▶ _THE EXERCISE_
Find each line in the entries that contains the string "Bachst", and copy every one of them.

# Start of ENTRIES SUPPLIED

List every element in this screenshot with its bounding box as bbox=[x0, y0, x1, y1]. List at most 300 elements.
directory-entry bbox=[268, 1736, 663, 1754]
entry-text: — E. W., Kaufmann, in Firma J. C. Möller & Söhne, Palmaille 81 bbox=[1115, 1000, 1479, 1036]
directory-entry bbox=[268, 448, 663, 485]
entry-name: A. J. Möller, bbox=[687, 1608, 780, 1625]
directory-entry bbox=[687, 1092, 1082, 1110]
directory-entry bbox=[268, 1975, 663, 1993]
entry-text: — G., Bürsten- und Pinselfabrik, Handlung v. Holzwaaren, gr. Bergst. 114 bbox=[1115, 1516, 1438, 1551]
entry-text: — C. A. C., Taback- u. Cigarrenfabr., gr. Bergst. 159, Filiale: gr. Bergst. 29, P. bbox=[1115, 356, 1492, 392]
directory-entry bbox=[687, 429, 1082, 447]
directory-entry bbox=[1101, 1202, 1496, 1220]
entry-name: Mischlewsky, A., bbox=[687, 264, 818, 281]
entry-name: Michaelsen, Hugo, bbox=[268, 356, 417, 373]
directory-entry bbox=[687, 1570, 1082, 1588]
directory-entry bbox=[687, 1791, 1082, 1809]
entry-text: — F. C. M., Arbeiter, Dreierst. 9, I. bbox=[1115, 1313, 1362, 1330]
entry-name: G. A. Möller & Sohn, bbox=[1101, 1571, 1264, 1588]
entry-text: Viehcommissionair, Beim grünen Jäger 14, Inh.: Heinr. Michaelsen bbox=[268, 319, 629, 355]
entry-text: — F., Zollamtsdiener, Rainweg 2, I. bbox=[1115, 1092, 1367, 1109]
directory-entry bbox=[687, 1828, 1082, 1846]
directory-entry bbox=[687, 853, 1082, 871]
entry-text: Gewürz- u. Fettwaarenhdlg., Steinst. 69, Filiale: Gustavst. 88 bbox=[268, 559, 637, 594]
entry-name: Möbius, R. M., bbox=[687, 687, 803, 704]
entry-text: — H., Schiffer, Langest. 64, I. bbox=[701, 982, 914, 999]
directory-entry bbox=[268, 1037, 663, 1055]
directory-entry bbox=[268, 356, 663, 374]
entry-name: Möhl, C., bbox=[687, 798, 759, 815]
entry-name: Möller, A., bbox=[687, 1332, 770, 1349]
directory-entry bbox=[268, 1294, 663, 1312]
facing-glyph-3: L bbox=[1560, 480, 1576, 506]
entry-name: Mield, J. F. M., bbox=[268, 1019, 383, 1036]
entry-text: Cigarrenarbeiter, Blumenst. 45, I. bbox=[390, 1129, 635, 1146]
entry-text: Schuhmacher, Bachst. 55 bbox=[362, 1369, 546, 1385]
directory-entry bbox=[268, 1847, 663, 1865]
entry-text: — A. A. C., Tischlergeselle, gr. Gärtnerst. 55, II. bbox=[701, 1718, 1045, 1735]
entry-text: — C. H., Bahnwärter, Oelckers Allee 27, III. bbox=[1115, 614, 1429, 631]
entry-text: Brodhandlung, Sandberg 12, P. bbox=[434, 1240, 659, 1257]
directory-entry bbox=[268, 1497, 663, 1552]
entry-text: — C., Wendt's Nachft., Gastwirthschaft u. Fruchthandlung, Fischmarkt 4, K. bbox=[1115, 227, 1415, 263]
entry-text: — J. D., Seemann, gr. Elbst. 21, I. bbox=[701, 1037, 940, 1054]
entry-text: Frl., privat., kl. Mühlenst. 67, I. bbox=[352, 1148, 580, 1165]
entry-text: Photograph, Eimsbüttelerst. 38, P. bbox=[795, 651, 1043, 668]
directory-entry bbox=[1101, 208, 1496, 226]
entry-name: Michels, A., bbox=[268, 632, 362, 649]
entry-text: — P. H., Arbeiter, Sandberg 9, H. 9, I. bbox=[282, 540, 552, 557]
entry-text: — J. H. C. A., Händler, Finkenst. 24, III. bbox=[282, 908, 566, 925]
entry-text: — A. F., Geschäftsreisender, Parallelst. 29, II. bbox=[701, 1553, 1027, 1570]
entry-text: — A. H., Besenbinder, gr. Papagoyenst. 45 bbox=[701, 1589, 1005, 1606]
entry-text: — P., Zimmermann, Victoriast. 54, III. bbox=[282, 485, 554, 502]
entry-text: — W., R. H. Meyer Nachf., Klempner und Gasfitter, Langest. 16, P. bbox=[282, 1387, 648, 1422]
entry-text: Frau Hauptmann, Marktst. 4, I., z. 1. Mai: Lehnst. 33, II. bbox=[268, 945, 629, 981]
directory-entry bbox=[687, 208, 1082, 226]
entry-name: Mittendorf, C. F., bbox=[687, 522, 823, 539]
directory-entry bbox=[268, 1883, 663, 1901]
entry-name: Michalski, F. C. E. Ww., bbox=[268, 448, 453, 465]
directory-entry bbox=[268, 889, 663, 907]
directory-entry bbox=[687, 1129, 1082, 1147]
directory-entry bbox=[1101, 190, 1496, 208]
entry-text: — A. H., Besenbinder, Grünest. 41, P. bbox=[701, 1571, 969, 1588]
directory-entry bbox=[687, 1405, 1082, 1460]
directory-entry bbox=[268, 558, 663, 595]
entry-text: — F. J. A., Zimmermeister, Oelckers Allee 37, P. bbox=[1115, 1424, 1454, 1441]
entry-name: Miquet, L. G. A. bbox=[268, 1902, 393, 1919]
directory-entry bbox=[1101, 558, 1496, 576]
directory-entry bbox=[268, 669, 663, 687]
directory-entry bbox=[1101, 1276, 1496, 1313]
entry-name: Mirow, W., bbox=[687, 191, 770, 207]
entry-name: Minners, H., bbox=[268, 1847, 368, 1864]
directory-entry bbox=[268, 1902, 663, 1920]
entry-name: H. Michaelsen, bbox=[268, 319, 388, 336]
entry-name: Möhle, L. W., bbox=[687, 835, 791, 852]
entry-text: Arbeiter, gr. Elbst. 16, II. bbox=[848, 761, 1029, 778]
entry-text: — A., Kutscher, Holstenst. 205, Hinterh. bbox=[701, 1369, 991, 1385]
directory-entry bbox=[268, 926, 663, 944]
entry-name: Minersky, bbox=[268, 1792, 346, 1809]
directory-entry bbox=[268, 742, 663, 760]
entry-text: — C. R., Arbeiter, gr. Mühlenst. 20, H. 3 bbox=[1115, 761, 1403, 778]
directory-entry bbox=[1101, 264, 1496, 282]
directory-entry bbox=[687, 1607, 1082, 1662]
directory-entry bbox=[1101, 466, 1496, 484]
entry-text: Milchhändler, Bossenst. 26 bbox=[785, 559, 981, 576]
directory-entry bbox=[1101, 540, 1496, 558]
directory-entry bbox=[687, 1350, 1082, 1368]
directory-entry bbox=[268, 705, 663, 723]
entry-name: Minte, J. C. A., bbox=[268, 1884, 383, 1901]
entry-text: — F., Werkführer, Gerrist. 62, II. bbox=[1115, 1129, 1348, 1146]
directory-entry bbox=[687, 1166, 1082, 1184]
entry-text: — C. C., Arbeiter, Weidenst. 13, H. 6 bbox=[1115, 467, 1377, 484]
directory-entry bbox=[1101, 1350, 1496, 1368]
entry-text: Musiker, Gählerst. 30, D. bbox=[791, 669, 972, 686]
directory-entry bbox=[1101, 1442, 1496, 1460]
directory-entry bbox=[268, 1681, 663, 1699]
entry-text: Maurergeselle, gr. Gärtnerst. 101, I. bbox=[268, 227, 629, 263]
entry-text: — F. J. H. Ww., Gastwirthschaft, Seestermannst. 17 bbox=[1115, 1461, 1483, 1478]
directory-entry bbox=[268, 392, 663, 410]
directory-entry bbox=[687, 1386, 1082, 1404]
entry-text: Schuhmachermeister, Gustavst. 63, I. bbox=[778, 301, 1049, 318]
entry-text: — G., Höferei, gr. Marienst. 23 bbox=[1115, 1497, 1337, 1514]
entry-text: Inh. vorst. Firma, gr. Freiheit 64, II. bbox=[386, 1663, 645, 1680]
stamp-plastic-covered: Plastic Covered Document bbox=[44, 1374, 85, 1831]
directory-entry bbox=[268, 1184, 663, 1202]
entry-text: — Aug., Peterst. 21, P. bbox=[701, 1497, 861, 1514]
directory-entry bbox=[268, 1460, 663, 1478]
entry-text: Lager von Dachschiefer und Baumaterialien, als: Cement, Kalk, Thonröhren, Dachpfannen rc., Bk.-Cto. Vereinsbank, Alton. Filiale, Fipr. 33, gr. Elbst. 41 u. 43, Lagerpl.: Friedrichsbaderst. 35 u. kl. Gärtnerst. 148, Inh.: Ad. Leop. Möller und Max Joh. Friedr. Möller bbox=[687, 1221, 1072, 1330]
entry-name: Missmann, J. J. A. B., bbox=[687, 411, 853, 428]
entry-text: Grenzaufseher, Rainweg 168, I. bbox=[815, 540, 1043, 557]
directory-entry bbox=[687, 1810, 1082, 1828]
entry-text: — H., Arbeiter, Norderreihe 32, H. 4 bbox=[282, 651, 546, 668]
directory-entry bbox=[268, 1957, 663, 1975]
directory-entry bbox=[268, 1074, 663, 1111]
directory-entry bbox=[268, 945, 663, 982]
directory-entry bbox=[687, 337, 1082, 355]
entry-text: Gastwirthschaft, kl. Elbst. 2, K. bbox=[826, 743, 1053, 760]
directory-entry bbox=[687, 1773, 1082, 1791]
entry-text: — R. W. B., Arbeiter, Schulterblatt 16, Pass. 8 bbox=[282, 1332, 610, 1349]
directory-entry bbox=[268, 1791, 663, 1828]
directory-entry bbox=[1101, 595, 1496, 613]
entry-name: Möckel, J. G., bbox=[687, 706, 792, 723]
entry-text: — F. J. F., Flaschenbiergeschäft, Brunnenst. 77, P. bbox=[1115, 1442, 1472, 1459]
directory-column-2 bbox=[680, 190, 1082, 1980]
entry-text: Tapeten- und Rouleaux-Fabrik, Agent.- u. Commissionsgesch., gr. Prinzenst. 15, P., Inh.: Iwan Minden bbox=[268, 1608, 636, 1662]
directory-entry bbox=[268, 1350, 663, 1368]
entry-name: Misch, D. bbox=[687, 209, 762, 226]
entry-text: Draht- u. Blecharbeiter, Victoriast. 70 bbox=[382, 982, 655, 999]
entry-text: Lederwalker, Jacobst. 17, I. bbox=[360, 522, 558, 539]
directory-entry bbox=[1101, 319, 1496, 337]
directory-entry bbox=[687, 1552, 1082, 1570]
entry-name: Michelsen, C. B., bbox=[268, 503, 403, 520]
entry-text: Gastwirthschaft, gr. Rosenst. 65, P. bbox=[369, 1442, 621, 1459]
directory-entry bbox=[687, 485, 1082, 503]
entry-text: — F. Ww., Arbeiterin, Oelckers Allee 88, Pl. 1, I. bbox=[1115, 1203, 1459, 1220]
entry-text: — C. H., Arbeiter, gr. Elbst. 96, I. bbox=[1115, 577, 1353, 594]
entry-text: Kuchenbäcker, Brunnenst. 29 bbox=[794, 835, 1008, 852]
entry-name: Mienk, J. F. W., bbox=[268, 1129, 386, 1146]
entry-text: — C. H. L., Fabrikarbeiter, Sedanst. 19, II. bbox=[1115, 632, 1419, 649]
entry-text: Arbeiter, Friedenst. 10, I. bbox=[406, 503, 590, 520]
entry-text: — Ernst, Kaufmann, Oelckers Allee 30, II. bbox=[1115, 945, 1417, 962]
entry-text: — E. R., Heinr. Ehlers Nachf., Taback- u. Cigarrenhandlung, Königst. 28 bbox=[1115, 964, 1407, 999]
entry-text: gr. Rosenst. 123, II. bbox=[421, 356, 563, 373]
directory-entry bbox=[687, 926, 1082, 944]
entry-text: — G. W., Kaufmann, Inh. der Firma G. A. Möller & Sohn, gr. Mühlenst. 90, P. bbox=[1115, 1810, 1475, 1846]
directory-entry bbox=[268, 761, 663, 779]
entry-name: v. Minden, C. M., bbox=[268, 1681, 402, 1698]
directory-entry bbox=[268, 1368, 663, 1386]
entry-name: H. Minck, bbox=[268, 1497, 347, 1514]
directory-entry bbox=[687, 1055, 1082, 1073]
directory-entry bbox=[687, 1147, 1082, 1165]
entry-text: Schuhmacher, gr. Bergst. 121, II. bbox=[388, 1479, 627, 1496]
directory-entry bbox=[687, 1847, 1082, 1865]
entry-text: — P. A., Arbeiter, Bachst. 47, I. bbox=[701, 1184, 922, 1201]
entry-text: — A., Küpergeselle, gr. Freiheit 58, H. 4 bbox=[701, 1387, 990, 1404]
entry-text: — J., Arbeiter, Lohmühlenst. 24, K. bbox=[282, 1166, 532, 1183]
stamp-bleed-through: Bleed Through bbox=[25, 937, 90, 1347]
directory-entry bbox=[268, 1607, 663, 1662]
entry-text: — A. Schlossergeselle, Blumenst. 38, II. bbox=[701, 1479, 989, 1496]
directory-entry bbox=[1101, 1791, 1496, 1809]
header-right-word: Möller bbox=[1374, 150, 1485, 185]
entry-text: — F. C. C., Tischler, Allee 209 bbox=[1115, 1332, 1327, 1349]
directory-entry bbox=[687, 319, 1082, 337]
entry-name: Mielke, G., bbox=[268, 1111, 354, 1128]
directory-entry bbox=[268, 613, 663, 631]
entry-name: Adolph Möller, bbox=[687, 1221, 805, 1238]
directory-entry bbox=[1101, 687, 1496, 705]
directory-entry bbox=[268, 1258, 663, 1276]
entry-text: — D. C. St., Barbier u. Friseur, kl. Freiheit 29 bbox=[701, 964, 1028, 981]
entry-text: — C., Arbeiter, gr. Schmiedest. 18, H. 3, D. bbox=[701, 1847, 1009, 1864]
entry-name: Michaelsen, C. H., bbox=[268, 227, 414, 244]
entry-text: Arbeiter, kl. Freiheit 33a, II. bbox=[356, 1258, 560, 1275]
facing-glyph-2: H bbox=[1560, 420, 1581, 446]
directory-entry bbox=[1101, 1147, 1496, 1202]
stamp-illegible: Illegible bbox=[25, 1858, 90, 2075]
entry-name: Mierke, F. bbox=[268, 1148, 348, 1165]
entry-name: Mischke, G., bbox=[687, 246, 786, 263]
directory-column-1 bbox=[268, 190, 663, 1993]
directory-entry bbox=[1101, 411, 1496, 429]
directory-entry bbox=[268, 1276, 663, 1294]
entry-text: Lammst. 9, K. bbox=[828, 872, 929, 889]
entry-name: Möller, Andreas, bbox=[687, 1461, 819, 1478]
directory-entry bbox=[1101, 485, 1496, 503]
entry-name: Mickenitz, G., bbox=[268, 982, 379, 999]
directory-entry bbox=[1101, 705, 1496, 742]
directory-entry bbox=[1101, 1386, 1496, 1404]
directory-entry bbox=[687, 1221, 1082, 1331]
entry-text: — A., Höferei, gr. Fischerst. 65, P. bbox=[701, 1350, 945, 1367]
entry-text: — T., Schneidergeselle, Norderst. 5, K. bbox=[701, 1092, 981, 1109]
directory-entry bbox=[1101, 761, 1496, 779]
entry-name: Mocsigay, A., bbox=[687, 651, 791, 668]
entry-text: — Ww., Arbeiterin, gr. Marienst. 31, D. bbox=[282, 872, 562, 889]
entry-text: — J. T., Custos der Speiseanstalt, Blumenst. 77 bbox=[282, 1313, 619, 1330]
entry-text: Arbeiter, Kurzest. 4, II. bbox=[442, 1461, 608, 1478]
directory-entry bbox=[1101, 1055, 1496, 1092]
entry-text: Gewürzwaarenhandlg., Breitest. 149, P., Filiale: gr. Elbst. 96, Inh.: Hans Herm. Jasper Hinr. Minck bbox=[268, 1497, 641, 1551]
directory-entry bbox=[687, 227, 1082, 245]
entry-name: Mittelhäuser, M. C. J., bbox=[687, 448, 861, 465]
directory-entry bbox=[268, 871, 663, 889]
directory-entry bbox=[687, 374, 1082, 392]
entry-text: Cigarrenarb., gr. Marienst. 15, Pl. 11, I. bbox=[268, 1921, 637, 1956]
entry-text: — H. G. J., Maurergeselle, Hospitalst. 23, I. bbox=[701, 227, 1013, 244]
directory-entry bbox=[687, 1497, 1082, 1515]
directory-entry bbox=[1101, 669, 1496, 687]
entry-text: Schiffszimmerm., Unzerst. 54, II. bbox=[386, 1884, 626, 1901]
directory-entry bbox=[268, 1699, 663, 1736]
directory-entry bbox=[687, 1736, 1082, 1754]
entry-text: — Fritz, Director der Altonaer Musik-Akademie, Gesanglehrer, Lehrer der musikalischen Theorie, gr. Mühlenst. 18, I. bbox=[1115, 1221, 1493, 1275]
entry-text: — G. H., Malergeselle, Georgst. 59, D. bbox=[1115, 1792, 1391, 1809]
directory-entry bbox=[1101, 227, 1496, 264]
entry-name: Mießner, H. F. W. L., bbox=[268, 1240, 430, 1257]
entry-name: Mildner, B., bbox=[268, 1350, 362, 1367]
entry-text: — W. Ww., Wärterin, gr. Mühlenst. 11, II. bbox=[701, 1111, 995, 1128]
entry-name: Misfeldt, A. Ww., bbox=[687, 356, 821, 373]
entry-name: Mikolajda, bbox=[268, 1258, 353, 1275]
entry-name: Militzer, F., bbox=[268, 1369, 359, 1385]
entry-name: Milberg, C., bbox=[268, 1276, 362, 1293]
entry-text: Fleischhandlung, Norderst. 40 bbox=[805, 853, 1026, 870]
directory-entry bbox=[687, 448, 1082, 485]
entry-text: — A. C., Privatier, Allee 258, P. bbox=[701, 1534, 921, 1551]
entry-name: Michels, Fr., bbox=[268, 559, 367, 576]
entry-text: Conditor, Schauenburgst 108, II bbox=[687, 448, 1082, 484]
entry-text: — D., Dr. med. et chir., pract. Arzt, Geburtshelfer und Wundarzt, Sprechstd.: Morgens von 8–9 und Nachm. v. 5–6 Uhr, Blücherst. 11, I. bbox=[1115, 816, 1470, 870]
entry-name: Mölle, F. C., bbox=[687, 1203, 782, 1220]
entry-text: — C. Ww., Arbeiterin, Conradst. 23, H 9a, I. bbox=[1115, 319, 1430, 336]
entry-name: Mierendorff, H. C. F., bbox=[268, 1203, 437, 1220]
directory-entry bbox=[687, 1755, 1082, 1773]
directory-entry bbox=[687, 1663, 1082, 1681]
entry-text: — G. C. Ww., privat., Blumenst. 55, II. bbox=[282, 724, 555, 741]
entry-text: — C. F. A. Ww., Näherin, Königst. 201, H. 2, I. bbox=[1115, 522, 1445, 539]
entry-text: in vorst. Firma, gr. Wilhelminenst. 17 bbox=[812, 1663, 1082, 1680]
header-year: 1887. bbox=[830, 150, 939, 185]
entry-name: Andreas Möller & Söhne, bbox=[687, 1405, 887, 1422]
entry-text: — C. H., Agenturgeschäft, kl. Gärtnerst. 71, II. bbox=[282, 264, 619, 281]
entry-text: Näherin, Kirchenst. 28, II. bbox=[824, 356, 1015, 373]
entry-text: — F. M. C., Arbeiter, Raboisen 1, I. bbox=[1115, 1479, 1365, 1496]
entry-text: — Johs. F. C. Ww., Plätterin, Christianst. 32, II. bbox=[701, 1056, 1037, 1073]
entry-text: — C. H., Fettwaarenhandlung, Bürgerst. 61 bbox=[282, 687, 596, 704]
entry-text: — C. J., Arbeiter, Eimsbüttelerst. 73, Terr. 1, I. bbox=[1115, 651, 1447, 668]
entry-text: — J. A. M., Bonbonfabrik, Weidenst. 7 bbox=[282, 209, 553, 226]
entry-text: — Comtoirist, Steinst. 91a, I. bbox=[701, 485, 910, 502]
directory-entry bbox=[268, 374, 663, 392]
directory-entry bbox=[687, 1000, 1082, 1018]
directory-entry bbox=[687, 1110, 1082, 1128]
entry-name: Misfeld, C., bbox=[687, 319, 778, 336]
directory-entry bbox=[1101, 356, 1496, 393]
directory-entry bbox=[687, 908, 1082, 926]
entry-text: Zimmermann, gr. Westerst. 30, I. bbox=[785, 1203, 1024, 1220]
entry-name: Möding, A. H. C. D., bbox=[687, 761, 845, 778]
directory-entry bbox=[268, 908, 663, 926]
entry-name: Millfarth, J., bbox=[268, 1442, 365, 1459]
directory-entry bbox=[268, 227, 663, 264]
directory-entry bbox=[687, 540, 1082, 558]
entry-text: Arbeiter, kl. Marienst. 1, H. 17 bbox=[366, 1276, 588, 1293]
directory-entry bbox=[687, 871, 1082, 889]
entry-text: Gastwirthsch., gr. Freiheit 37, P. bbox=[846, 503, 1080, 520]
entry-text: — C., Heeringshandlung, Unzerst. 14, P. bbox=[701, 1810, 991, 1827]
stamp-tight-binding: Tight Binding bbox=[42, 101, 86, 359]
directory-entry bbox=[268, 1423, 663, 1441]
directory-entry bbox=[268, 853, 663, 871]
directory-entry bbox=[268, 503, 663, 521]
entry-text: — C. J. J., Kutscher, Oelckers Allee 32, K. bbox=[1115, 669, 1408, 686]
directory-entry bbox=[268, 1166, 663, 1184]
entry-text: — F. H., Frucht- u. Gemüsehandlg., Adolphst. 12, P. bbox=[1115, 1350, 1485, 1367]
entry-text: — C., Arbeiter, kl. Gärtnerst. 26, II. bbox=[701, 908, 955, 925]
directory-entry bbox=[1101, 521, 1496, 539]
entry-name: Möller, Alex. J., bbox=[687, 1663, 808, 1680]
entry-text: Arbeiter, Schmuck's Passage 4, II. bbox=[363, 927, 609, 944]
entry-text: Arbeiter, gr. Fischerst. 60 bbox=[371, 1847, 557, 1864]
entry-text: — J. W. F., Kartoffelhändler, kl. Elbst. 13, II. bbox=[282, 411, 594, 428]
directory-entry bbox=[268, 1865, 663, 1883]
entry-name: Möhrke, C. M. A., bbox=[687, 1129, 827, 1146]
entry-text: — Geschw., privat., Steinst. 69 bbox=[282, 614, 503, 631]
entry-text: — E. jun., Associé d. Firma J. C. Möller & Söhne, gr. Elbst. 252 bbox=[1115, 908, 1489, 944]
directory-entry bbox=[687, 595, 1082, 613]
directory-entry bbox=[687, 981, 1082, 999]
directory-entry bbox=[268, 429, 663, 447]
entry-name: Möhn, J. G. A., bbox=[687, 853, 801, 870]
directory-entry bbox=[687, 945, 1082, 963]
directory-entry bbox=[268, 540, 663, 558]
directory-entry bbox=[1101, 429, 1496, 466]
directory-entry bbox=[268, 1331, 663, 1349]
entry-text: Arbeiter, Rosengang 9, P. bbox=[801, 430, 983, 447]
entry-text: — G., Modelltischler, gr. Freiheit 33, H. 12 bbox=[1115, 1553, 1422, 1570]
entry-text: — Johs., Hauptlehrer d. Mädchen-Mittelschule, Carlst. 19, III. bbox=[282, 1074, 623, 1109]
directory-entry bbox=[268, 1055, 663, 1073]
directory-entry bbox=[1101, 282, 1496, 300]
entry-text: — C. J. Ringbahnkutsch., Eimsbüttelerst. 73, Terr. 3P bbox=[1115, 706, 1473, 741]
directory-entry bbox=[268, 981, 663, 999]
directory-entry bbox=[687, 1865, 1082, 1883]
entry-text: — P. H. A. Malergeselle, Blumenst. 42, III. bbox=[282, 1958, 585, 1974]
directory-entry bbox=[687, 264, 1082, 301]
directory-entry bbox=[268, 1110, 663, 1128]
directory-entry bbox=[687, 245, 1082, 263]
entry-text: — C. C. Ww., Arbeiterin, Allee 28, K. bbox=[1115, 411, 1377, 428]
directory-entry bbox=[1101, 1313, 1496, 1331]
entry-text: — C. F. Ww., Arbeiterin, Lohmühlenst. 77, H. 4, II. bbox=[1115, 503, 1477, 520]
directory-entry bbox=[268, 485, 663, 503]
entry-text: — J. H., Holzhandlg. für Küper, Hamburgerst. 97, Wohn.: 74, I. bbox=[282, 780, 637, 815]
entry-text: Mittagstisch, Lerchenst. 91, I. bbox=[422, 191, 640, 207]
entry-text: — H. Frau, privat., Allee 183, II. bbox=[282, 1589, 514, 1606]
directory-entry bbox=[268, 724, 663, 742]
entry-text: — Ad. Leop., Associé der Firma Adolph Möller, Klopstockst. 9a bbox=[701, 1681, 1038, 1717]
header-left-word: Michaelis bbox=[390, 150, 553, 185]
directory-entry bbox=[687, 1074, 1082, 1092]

# End of ENTRIES SUPPLIED

▶ _EXPECTED ANSWER_
entry-text: Schuhmacher, Bachst. 55 bbox=[362, 1369, 546, 1385]
entry-text: — P. A., Arbeiter, Bachst. 47, I. bbox=[701, 1184, 922, 1201]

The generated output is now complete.